- WHAT TO PRODUCE: Every record that follows must be duplicated exactly, with images left out.

Records contained in a dataset
━━━━━━━━━━━━━━━━

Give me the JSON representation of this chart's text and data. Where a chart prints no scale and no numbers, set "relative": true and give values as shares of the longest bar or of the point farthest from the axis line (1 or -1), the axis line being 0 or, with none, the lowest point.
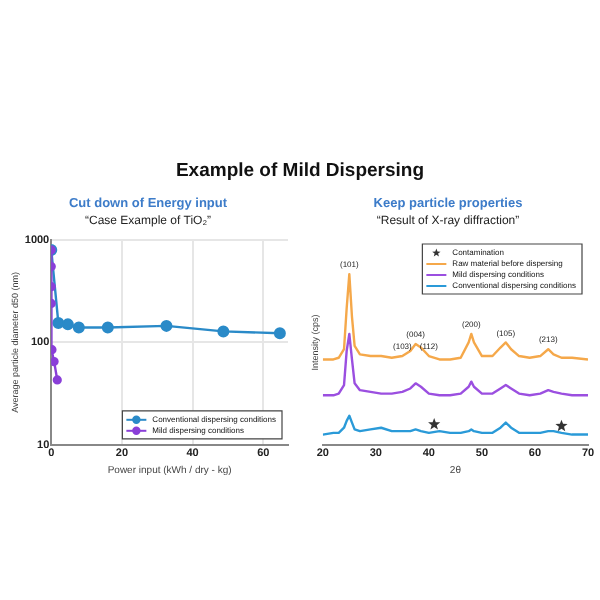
{
  "chart_data": [
    {
      "type": "line",
      "title": "Cut down of Energy input",
      "subtitle": "“Case Example of TiO₂”",
      "annotations": [
        "Example of Mild Dispersing"
      ],
      "xlabel": "Power input (kWh / dry - kg)",
      "ylabel": "Average particle diameter d50 (nm)",
      "log": "y",
      "xlim": [
        0,
        67
      ],
      "xticks": [
        0,
        20,
        40,
        60
      ],
      "ylim": [
        10,
        1000
      ],
      "yticks": [
        10,
        100,
        1000
      ],
      "grid": true,
      "legend": "bottom right",
      "marker": "circle",
      "series": [
        {
          "name": "Conventional dispersing conditions",
          "color": "#2a8ac8",
          "x": [
            0,
            2,
            4.7,
            7.8,
            16,
            32.6,
            48.7,
            64.7
          ],
          "values": [
            800,
            155,
            150,
            140,
            140,
            145,
            128,
            123
          ]
        },
        {
          "name": "Mild dispersing conditions",
          "color": "#8a3fd8",
          "x": [
            0,
            0,
            0,
            0,
            0.2,
            0.8,
            1.7
          ],
          "values": [
            800,
            550,
            350,
            240,
            85,
            65,
            43
          ]
        }
      ]
    },
    {
      "type": "line",
      "title": "Keep particle properties",
      "subtitle": "“Result of X-ray diffraction”",
      "xlabel": "2θ",
      "ylabel": "Intensity (cps)",
      "relative": true,
      "xlim": [
        20,
        70
      ],
      "xticks": [
        20,
        30,
        40,
        50,
        60,
        70
      ],
      "legend": "top right",
      "annotations": [
        {
          "text": "(101)",
          "x": 25,
          "y": 1.0
        },
        {
          "text": "(004)",
          "x": 37.5,
          "y": 0.59
        },
        {
          "text": "(103)",
          "x": 35,
          "y": 0.52
        },
        {
          "text": "(112)",
          "x": 40,
          "y": 0.52
        },
        {
          "text": "(200)",
          "x": 48,
          "y": 0.65
        },
        {
          "text": "(105)",
          "x": 54.5,
          "y": 0.6
        },
        {
          "text": "(213)",
          "x": 62.5,
          "y": 0.56
        }
      ],
      "series": [
        {
          "name": "Contamination",
          "type": "scatter",
          "marker": "star",
          "color": "#333333",
          "x": [
            41,
            65
          ],
          "values": [
            0.12,
            0.11
          ]
        },
        {
          "name": "Raw material before dispersing",
          "color": "#f5a84a",
          "x": [
            20,
            22,
            23,
            24,
            24.5,
            25,
            25.5,
            26,
            27,
            29,
            31,
            33,
            35,
            36.5,
            37.5,
            38.5,
            40,
            42,
            44,
            46,
            47.5,
            48,
            48.5,
            50,
            52,
            53.5,
            54.5,
            55.5,
            57,
            59,
            61,
            62.5,
            63.5,
            65,
            67,
            70
          ],
          "values": [
            0.5,
            0.5,
            0.51,
            0.56,
            0.8,
            1.0,
            0.75,
            0.58,
            0.53,
            0.52,
            0.52,
            0.51,
            0.52,
            0.55,
            0.59,
            0.57,
            0.52,
            0.5,
            0.5,
            0.51,
            0.6,
            0.65,
            0.6,
            0.52,
            0.52,
            0.57,
            0.6,
            0.56,
            0.52,
            0.51,
            0.52,
            0.56,
            0.53,
            0.51,
            0.51,
            0.5
          ]
        },
        {
          "name": "Mild dispersing conditions",
          "color": "#9b4fe0",
          "x": [
            20,
            22,
            23,
            24,
            24.5,
            25,
            25.5,
            26,
            27,
            29,
            31,
            33,
            35,
            36.5,
            37.5,
            38.5,
            40,
            42,
            44,
            46,
            47.5,
            48,
            48.5,
            50,
            52,
            53.5,
            54.5,
            55.5,
            57,
            59,
            61,
            62.5,
            63.5,
            65,
            67,
            70
          ],
          "values": [
            0.29,
            0.29,
            0.3,
            0.35,
            0.55,
            0.65,
            0.5,
            0.36,
            0.32,
            0.31,
            0.3,
            0.3,
            0.31,
            0.33,
            0.36,
            0.34,
            0.3,
            0.29,
            0.29,
            0.3,
            0.34,
            0.37,
            0.34,
            0.3,
            0.3,
            0.33,
            0.35,
            0.33,
            0.3,
            0.29,
            0.3,
            0.32,
            0.31,
            0.3,
            0.29,
            0.29
          ]
        },
        {
          "name": "Conventional dispersing conditions",
          "color": "#2a9ad8",
          "x": [
            20,
            22,
            23,
            24,
            24.5,
            25,
            25.5,
            26,
            27,
            29,
            31,
            33,
            35,
            36.5,
            37.5,
            38.5,
            40,
            42,
            44,
            46,
            47.5,
            48,
            48.5,
            50,
            52,
            53.5,
            54.5,
            55.5,
            57,
            59,
            61,
            62.5,
            63.5,
            65,
            67,
            70
          ],
          "values": [
            0.06,
            0.07,
            0.07,
            0.1,
            0.14,
            0.17,
            0.13,
            0.09,
            0.08,
            0.09,
            0.1,
            0.08,
            0.08,
            0.08,
            0.09,
            0.08,
            0.07,
            0.08,
            0.07,
            0.07,
            0.08,
            0.09,
            0.08,
            0.07,
            0.07,
            0.1,
            0.13,
            0.1,
            0.07,
            0.07,
            0.07,
            0.08,
            0.08,
            0.07,
            0.06,
            0.06
          ]
        }
      ]
    }
  ]
}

━━━━━━━━━━━━━━━━

- WORKED ANSWER:
Give me the JSON representation of this chart's text and data. Where a chart prints no scale and no numbers, set "relative": true and give values as shares of the longest bar or of the point farthest from the axis line (1 or -1), the axis line being 0 or, with none, the lowest point.
{
  "chart_data": [
    {
      "type": "line",
      "title": "Cut down of Energy input",
      "subtitle": "“Case Example of TiO₂”",
      "annotations": [
        "Example of Mild Dispersing"
      ],
      "xlabel": "Power input (kWh / dry - kg)",
      "ylabel": "Average particle diameter d50 (nm)",
      "log": "y",
      "xlim": [
        0,
        67
      ],
      "xticks": [
        0,
        20,
        40,
        60
      ],
      "ylim": [
        10,
        1000
      ],
      "yticks": [
        10,
        100,
        1000
      ],
      "grid": true,
      "legend": "bottom right",
      "marker": "circle",
      "series": [
        {
          "name": "Conventional dispersing conditions",
          "color": "#2a8ac8",
          "x": [
            0,
            2,
            4.7,
            7.8,
            16,
            32.6,
            48.7,
            64.7
          ],
          "values": [
            800,
            155,
            150,
            140,
            140,
            145,
            128,
            123
          ]
        },
        {
          "name": "Mild dispersing conditions",
          "color": "#8a3fd8",
          "x": [
            0,
            0,
            0,
            0,
            0.2,
            0.8,
            1.7
          ],
          "values": [
            800,
            550,
            350,
            240,
            85,
            65,
            43
          ]
        }
      ]
    },
    {
      "type": "line",
      "title": "Keep particle properties",
      "subtitle": "“Result of X-ray diffraction”",
      "xlabel": "2θ",
      "ylabel": "Intensity (cps)",
      "relative": true,
      "xlim": [
        20,
        70
      ],
      "xticks": [
        20,
        30,
        40,
        50,
        60,
        70
      ],
      "legend": "top right",
      "annotations": [
        {
          "text": "(101)",
          "x": 25,
          "y": 1.0
        },
        {
          "text": "(004)",
          "x": 37.5,
          "y": 0.59
        },
        {
          "text": "(103)",
          "x": 35,
          "y": 0.52
        },
        {
          "text": "(112)",
          "x": 40,
          "y": 0.52
        },
        {
          "text": "(200)",
          "x": 48,
          "y": 0.65
        },
        {
          "text": "(105)",
          "x": 54.5,
          "y": 0.6
        },
        {
          "text": "(213)",
          "x": 62.5,
          "y": 0.56
        }
      ],
      "series": [
        {
          "name": "Contamination",
          "type": "scatter",
          "marker": "star",
          "color": "#333333",
          "x": [
            41,
            65
          ],
          "values": [
            0.12,
            0.11
          ]
        },
        {
          "name": "Raw material before dispersing",
          "color": "#f5a84a",
          "x": [
            20,
            22,
            23,
            24,
            24.5,
            25,
            25.5,
            26,
            27,
            29,
            31,
            33,
            35,
            36.5,
            37.5,
            38.5,
            40,
            42,
            44,
            46,
            47.5,
            48,
            48.5,
            50,
            52,
            53.5,
            54.5,
            55.5,
            57,
            59,
            61,
            62.5,
            63.5,
            65,
            67,
            70
          ],
          "values": [
            0.5,
            0.5,
            0.51,
            0.56,
            0.8,
            1.0,
            0.75,
            0.58,
            0.53,
            0.52,
            0.52,
            0.51,
            0.52,
            0.55,
            0.59,
            0.57,
            0.52,
            0.5,
            0.5,
            0.51,
            0.6,
            0.65,
            0.6,
            0.52,
            0.52,
            0.57,
            0.6,
            0.56,
            0.52,
            0.51,
            0.52,
            0.56,
            0.53,
            0.51,
            0.51,
            0.5
          ]
        },
        {
          "name": "Mild dispersing conditions",
          "color": "#9b4fe0",
          "x": [
            20,
            22,
            23,
            24,
            24.5,
            25,
            25.5,
            26,
            27,
            29,
            31,
            33,
            35,
            36.5,
            37.5,
            38.5,
            40,
            42,
            44,
            46,
            47.5,
            48,
            48.5,
            50,
            52,
            53.5,
            54.5,
            55.5,
            57,
            59,
            61,
            62.5,
            63.5,
            65,
            67,
            70
          ],
          "values": [
            0.29,
            0.29,
            0.3,
            0.35,
            0.55,
            0.65,
            0.5,
            0.36,
            0.32,
            0.31,
            0.3,
            0.3,
            0.31,
            0.33,
            0.36,
            0.34,
            0.3,
            0.29,
            0.29,
            0.3,
            0.34,
            0.37,
            0.34,
            0.3,
            0.3,
            0.33,
            0.35,
            0.33,
            0.3,
            0.29,
            0.3,
            0.32,
            0.31,
            0.3,
            0.29,
            0.29
          ]
        },
        {
          "name": "Conventional dispersing conditions",
          "color": "#2a9ad8",
          "x": [
            20,
            22,
            23,
            24,
            24.5,
            25,
            25.5,
            26,
            27,
            29,
            31,
            33,
            35,
            36.5,
            37.5,
            38.5,
            40,
            42,
            44,
            46,
            47.5,
            48,
            48.5,
            50,
            52,
            53.5,
            54.5,
            55.5,
            57,
            59,
            61,
            62.5,
            63.5,
            65,
            67,
            70
          ],
          "values": [
            0.06,
            0.07,
            0.07,
            0.1,
            0.14,
            0.17,
            0.13,
            0.09,
            0.08,
            0.09,
            0.1,
            0.08,
            0.08,
            0.08,
            0.09,
            0.08,
            0.07,
            0.08,
            0.07,
            0.07,
            0.08,
            0.09,
            0.08,
            0.07,
            0.07,
            0.1,
            0.13,
            0.1,
            0.07,
            0.07,
            0.07,
            0.08,
            0.08,
            0.07,
            0.06,
            0.06
          ]
        }
      ]
    }
  ]
}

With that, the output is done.